** START OF PAGE TEXT **

In early 2007, Lene Hau’s “trick of the light,” stopping and switching off a light pulse in one part of space and then rekindling it in another location, gave the public and experts alike pause — just enough time to let in wonder.
The media latched on to metaphors, from the sublime (“evokes the magic of carrying moonbeams in a jar”) to the poetic (“visions in the dark of light”) to the pedestrian (“it’s like three-card Monte”). A colleague in physics, John Preskill of the California Institute of Technology, even composed a poem in honor of Hau (“But Lene Hau has built a nest/Where tired light can stop to rest”).
The pursuit of such scientific wizardry led the President and Fellows of Harvard College to award Hau, Mallinckrodt Professor of Physics and of Applied Physics, the George Ledlie Prize.
“I am very honored to receive the prize. It is really wonderful to receive this kind of recognition from your home institution,” said Hau.
The physicist’s fascination with the nature of light resulted in several breakthroughs during the past decade. In 1999, Hau slowed light down to 38 mph, or about the speed of a racing bicycle, by shooting a laser beam through incredibly cold atoms. Two years later she one-upped her own finding, bringing light to a complete standstill before restarting it and sending it once again on its path.
“The highly original discoveries of Lene and her lab remind all of us who pursue research of those ‘ah-ha’ moments that led us into the profession in the first place,” said Frans Spaepen, interim dean of Harvard’s School of Engineering and Applied Sciences (SEAS) and John C. and Helen F. Franklin Professor of Applied Physics. “I hope her success encourages the next generation of innovators to be bold, take risks, and go after the fundamental questions that really inspire them.
As with Hau’s latest discovery of exchanging light and matter, the work has life beyond the lab. Manipulating and controlling light could be of great importance for next-generation computing and lead to practical applications in optical networks and quantum cryptography.
“This feat, the sharing around of quantum information in light-form and in not just one but two atom-forms, offers great encouragement to those who hope to develop quantum computers,” said Jeremy Bloxham, dean of science in the Faculty of Arts and Sciences.

** END OF PAGE TEXT **

THE REQUEST:
Answer these about the article on Lene Hau:
1. To what speed did Hau slow light in 1999?
2. What prize did the President and Fellows of Harvard College award her?
3. At which institution is John Preskill a physicist?
Rely on nothing but the article on Lene Hau.

** START OF EXTRACTED ENTRIES **

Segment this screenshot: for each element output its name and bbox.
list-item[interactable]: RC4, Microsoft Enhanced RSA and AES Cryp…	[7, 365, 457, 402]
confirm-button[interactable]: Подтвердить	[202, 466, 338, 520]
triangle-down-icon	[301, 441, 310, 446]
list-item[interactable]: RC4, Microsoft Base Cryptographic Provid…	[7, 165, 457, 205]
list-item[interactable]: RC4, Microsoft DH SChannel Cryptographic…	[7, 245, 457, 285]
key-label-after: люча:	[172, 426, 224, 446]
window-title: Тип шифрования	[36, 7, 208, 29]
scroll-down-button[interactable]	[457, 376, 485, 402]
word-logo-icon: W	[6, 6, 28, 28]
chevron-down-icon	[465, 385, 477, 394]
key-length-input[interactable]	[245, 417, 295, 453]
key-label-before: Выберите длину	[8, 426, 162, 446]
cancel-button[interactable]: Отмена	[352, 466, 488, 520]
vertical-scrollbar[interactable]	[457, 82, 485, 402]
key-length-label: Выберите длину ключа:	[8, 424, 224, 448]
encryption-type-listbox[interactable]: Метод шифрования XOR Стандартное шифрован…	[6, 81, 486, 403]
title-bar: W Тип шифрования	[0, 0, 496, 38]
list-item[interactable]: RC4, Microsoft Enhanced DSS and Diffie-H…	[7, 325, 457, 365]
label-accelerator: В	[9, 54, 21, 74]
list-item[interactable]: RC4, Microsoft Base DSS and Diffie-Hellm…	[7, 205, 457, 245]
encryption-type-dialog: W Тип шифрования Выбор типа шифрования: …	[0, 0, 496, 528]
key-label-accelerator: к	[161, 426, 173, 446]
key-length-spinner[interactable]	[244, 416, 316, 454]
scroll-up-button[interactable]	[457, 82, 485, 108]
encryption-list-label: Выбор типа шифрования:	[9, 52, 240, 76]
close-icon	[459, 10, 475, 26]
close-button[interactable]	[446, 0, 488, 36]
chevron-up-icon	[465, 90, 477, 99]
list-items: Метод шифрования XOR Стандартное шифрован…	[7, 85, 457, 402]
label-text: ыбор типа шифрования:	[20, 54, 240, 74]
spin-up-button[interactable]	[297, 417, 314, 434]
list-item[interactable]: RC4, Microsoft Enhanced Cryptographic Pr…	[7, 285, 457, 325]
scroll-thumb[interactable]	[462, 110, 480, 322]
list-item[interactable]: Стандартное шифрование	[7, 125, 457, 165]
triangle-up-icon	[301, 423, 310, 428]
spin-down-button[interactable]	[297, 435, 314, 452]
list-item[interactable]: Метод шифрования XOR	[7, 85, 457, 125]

** END OF EXTRACTED ENTRIES **

SOLUTION TO THE PROBLEM:
1. 38 mph, about the speed of a racing bicycle.
2. The George Ledlie Prize.
3. The California Institute of Technology.